● STATED TASK
Gather every line in the listing that contains the string "letter". Matches must have the same case.

Stored data entries:
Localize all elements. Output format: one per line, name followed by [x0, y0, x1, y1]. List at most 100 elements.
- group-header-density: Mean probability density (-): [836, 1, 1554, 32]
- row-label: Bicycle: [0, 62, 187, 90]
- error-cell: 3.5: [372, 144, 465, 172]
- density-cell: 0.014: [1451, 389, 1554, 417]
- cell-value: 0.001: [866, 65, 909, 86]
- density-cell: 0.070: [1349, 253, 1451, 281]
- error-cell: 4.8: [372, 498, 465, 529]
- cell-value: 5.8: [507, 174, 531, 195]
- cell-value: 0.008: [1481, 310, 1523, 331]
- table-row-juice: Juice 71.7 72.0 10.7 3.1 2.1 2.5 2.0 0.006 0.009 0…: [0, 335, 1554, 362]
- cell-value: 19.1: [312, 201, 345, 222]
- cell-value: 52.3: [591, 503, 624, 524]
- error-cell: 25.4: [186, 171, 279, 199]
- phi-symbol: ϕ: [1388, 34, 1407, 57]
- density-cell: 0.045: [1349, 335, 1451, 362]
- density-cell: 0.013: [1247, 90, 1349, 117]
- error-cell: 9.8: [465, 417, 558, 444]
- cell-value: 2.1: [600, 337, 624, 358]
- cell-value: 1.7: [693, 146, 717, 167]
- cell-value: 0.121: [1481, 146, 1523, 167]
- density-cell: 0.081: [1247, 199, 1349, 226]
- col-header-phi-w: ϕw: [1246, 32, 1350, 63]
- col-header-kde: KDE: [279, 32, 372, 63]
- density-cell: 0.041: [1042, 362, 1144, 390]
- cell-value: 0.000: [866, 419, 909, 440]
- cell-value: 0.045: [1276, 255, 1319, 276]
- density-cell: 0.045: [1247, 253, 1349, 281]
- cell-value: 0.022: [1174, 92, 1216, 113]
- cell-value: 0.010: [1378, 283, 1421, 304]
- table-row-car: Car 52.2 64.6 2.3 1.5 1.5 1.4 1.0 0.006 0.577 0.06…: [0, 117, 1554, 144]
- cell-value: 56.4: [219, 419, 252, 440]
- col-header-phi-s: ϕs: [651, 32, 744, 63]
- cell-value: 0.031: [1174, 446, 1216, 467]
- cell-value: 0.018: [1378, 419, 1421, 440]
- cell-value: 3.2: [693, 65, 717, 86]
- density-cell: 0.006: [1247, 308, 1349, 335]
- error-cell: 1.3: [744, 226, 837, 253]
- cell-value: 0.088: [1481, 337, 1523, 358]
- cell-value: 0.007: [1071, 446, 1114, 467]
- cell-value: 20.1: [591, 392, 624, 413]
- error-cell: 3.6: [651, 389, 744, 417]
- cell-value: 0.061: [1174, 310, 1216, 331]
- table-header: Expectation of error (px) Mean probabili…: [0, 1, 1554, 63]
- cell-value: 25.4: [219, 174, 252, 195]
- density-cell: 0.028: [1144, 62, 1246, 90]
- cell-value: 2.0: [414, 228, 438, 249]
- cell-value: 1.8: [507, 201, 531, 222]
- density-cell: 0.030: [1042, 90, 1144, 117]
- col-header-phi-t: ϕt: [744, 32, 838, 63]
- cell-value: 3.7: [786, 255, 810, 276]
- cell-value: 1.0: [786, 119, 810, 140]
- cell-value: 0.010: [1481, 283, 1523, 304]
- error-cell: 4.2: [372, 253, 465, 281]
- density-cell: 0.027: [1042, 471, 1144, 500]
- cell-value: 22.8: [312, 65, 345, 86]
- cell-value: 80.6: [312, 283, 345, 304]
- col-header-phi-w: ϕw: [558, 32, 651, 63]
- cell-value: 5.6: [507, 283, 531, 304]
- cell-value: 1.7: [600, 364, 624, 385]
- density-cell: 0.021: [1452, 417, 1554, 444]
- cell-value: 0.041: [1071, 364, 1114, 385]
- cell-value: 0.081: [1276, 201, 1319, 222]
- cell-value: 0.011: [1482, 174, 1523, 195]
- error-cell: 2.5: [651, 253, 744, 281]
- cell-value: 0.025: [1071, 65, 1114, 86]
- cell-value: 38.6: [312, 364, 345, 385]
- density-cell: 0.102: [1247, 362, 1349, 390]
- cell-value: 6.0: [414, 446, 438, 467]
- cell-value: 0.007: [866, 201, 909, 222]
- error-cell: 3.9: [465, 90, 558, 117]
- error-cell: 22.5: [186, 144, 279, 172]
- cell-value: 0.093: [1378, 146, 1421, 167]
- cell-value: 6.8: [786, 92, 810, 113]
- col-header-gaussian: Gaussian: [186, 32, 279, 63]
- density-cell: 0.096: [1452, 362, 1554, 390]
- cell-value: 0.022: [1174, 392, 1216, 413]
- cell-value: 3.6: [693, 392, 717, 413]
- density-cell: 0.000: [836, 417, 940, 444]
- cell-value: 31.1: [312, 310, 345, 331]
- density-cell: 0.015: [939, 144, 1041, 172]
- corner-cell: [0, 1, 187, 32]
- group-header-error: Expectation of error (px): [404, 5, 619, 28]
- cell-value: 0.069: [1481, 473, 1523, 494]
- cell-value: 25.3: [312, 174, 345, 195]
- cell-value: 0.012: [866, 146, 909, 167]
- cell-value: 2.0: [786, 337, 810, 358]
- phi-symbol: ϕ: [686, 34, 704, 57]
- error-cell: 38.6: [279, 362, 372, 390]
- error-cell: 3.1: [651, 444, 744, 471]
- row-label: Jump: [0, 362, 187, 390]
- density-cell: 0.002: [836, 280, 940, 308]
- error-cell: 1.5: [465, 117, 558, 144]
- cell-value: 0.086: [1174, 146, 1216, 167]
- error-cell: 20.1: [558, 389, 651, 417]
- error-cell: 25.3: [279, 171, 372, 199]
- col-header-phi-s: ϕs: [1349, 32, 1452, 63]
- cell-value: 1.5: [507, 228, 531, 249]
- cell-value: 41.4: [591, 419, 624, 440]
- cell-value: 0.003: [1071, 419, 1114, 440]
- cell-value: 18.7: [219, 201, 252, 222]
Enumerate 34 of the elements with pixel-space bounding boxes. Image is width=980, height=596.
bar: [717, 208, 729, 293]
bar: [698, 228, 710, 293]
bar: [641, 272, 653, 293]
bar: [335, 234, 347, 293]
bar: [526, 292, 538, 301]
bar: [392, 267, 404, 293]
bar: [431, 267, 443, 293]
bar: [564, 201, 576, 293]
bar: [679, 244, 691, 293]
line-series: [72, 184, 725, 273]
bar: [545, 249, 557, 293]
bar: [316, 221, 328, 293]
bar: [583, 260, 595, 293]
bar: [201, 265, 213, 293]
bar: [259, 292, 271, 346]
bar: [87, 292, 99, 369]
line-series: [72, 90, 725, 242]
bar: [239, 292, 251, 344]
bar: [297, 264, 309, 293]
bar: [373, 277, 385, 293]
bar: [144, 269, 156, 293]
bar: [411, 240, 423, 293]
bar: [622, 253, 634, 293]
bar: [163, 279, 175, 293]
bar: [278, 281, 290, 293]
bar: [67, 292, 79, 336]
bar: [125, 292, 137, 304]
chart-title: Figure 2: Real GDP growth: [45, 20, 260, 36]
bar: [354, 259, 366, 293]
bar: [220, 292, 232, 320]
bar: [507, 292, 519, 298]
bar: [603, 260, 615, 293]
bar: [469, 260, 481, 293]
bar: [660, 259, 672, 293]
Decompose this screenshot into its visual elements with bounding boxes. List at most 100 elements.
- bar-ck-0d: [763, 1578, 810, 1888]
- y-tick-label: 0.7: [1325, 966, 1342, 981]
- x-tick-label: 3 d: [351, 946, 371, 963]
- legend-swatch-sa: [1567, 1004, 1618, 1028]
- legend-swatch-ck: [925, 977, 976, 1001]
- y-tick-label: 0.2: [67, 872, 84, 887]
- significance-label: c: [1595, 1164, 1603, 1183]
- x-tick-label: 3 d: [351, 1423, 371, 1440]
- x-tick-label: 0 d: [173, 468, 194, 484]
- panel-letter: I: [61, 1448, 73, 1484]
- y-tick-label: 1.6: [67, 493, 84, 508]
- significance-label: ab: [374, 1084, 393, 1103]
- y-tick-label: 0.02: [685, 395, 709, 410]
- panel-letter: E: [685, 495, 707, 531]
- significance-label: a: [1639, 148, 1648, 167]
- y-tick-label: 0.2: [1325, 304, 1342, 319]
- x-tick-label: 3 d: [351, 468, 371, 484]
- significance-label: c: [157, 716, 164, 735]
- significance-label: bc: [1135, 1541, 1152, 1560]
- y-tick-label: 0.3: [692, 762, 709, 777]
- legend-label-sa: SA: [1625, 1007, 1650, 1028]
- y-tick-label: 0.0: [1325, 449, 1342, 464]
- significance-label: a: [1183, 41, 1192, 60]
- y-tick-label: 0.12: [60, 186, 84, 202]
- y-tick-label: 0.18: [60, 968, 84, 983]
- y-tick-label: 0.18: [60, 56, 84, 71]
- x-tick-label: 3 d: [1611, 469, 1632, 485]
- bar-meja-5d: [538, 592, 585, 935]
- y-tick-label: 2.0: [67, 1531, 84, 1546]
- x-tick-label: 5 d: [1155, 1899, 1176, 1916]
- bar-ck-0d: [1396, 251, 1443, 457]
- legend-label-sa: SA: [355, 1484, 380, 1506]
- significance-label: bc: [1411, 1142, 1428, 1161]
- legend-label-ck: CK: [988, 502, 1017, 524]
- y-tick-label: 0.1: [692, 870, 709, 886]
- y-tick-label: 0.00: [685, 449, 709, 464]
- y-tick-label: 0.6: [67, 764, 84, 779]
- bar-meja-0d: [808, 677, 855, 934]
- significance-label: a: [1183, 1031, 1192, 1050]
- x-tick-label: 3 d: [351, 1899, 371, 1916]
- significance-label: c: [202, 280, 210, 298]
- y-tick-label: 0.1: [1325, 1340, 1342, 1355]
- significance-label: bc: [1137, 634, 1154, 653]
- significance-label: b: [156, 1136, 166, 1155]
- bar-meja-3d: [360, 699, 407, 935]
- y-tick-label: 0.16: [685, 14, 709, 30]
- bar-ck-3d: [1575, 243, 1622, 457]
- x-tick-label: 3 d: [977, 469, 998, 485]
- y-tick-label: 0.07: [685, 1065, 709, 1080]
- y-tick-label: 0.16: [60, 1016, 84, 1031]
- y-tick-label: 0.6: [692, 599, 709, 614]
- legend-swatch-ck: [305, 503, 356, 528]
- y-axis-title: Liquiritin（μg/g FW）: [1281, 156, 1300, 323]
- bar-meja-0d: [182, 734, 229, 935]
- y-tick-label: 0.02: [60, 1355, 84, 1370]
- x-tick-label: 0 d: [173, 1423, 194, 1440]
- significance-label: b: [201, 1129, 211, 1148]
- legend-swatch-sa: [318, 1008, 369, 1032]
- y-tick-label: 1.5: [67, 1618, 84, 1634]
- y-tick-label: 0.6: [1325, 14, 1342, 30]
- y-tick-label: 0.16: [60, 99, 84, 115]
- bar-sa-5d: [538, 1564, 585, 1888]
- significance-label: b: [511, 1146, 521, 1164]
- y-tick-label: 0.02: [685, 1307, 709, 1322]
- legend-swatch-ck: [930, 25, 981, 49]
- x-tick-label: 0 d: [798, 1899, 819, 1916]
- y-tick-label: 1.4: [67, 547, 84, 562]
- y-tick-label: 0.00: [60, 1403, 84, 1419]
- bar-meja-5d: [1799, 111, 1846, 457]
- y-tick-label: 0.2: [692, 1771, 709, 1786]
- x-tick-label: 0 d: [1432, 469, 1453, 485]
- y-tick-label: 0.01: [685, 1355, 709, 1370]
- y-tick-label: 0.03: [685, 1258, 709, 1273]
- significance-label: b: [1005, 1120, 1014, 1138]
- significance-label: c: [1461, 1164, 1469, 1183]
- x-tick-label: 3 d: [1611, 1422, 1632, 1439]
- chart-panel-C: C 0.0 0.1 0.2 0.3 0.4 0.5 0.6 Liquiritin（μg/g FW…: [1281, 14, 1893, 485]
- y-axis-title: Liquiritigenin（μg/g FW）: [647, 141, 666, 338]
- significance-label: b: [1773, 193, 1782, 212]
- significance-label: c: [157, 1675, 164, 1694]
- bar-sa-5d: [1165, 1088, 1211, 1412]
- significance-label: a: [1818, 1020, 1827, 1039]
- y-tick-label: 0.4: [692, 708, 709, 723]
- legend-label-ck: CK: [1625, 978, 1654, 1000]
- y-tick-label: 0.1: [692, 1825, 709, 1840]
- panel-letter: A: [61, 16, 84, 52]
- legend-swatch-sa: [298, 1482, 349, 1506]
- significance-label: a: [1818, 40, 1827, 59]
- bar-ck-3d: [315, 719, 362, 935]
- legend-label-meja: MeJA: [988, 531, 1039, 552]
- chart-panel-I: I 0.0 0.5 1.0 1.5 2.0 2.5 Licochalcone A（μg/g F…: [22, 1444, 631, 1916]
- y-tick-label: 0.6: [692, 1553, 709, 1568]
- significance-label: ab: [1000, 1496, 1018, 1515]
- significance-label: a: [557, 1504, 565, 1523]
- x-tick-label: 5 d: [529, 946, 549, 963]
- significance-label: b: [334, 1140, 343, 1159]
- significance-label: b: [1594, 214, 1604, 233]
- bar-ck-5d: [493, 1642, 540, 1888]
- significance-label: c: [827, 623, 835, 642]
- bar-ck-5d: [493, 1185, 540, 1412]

● FINISHED EXERCISE
- panel-letter: I: [61, 1448, 73, 1484]
- panel-letter: E: [685, 495, 707, 531]
- panel-letter: A: [61, 16, 84, 52]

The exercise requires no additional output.